Consigne
Prolongez le texte sur la deeptech en France en reprenant juste après sa dernière phrase.

Texte à lire
Mais la France n’a pas attendu la pandémie pour miser sur la deeptech. Le président Emmanuel Macron avait annoncé, en 2019, un vaste plan de 2,5 milliards d’euros sur cinq ans, afin de faire émerger 500 start-up tricolores de la deeptech par an à partir de 2025.

Pas encore de géant américain de la deeptech

Le gouvernement estimait, en effet, que l’Hexagone avait un double atout pour réussir dans ce domaine : les cerveaux et le tissu industriel. “La France dispose d’une recherche de pointe et a une forte tradition industrielle qui fait que, malgré les délocalisations, il y a encore un vrai savoir-faire”, soutient Alizée Blanchin.

La deeptech a en effet besoin de l’industrie. Elle ne met pas au point de simples applications pour smartphone. Ces innovations nécessitent souvent la fabrication en usine de nouveaux produits – comme pour des matériaux de construction plus isolants par exemple. 

Il n’y a pas non plus encore de géant américain de la deeptech. C’est un autre avantage pour la France. Sans Gafam pour tout dominer, les start-up tricolores peuvent encore espérer se faire une place au soleil.

Une ambition française qui commence à porter ses fruits. En janvier 2022, Exotec, un fabricant de robots pour entrepôt, est devenu la première start-up de la deeptech à entrer dans le club très fermé des 25 licornes françaises, c’est-à-dire ces entreprises de la tech qui valent plus d’un milliard d’euros aux yeux des investisseurs. 

Mais ce n’est qu’un début. Et timide avec ça si on considère l’objectif que le gouvernement s’est fixé de voir émerger 10 licornes de la deeptech d’ici 2025. Sans s’exprimer sur la multiplication des champions tricolores de la deeptech d’ici trois ans, Alizée Blanchin pense qu’on ne devrait pas être loin de l’autre objectif de l’État : plus de 500 start-up issues de la recherche fondamentale par an. 

La progression est, en effet, rapide. La deeptech a enregistré une hausse de 30 % du nombre de start-up en 2021 par rapport à 2020. Il faut dire qu’il n’y a pas que la santé qui attire. Un autre domaine a le vent en poupe : l’agroalimentaire. “La mouvance des protéines alternatives a donné des idées à bon nombre de scientifiques entrepreneurs”, confirme Alizée Blanchin. Ils travaillent sur ce qui va remplacer la viande rouge dans nos assiettes, que ce soit les algues, les insectes ou les steaks développés en laboratoire. 

“Le conflit en Ukraine a aussi démontré tout l’intérêt géopolitique des innovations en matière d’énergie pour en finir au plus vite avec notre dépendance énergétique”, ajoute cette spécialiste de l’écosystème des start-up.

Données fournies

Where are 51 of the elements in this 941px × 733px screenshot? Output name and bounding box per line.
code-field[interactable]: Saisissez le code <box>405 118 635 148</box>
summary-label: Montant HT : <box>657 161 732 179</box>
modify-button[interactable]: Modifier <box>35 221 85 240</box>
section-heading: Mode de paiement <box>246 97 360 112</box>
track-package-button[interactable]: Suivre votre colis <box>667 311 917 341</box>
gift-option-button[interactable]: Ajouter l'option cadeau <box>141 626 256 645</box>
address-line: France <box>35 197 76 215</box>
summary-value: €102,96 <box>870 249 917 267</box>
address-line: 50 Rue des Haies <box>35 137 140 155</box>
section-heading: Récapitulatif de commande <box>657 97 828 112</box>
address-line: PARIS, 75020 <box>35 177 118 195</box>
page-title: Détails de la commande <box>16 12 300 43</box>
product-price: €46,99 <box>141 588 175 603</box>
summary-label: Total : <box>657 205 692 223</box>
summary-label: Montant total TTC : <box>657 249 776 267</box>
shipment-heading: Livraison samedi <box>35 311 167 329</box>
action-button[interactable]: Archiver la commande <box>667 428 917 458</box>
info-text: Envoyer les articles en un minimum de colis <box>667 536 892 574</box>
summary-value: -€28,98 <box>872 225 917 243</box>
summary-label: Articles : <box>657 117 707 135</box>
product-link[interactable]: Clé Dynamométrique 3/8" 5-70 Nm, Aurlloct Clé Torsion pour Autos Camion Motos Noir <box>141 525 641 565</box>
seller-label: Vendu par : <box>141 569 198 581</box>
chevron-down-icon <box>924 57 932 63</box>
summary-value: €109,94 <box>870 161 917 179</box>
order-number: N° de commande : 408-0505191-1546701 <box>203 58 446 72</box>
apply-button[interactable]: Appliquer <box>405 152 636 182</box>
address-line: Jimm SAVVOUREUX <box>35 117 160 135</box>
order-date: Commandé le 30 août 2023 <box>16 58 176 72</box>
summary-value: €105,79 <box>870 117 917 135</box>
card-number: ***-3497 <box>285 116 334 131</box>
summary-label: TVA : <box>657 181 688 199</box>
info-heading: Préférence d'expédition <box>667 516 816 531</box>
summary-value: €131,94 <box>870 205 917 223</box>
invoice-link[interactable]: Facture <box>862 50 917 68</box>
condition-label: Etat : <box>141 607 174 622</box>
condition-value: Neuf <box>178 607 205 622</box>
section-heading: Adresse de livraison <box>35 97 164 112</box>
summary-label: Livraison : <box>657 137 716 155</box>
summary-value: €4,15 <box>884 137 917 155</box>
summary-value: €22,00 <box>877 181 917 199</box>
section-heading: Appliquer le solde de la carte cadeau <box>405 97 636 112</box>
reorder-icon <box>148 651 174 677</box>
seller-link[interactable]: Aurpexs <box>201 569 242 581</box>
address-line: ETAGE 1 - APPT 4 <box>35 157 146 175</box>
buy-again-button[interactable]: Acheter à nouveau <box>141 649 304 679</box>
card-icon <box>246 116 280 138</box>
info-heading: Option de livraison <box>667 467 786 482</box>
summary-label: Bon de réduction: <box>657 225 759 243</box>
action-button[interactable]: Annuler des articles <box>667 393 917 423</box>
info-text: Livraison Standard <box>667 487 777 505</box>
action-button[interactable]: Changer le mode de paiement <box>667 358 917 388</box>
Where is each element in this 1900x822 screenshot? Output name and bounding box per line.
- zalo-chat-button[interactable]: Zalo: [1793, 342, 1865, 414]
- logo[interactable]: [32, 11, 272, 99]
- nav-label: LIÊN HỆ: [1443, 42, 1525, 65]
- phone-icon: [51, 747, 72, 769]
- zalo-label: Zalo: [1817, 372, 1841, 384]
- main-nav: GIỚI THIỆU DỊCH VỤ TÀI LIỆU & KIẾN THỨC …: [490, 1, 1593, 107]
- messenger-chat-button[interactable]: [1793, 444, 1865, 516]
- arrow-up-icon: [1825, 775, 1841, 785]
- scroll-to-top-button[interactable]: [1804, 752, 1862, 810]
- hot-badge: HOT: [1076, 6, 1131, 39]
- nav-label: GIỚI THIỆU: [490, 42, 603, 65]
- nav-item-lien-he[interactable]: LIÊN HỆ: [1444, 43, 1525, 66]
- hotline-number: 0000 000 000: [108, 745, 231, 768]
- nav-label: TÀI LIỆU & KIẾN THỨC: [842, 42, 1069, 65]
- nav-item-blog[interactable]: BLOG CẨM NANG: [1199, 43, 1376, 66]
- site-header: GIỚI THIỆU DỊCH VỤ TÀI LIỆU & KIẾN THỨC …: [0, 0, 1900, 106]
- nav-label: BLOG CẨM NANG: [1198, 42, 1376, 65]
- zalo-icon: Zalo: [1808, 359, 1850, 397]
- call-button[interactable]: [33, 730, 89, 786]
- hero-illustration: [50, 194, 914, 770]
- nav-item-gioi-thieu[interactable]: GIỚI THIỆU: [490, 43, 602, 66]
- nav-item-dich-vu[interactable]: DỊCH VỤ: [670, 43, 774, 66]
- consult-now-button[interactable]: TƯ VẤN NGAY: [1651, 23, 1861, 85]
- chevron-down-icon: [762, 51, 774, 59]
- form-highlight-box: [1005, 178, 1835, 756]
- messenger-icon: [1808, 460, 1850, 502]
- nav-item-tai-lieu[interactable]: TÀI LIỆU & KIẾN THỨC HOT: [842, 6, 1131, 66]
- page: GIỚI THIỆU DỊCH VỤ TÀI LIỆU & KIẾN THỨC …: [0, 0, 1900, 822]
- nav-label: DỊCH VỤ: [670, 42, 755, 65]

Résultat attendu
Les scientifiques ne sont pas les rois du “pitch”

Mais la deeptech est encore loin de déchaîner les mêmes passions chez les investisseurs que la fintech (l’innovation au service de la finance), le métavers et autres nouvelles applications pour smartphones. “C’est un domaine qui ne concentre encore que 10 % des investissements dans la tech en France”, regrette Alizée Blanchin.

La faute à une certaine frilosité des investisseurs européens. “Pour eux, c’est souvent un sacré pari. Ces innovations nécessitent des investissements importants dès le départ pour des résultats qui prendront beaucoup de temps à se matérialiser. De plus, la deeptech cherche souvent à créer de vraies ruptures, ce qui peut être plus risqué qu’une application qui, par exemple, améliore tel ou tel aspect de l’expérience client en ligne”, résume Alizée Blanchin. 

Les scientifiques ne sont pas non plus connus pour être les rois du “pitch” (vendre rapidement son projet à un auditoire). “C’est encore difficile de leur faire intégrer la culture de marché, et il faudrait davantage de formation à destination des chercheurs pour leur apprendre comment faire”, assure cette experte pour Hello Tomorrow, qui a d’ailleurs développé une activité de conseil pour mieux mettre en relation les chercheurs et le monde de l’entreprise.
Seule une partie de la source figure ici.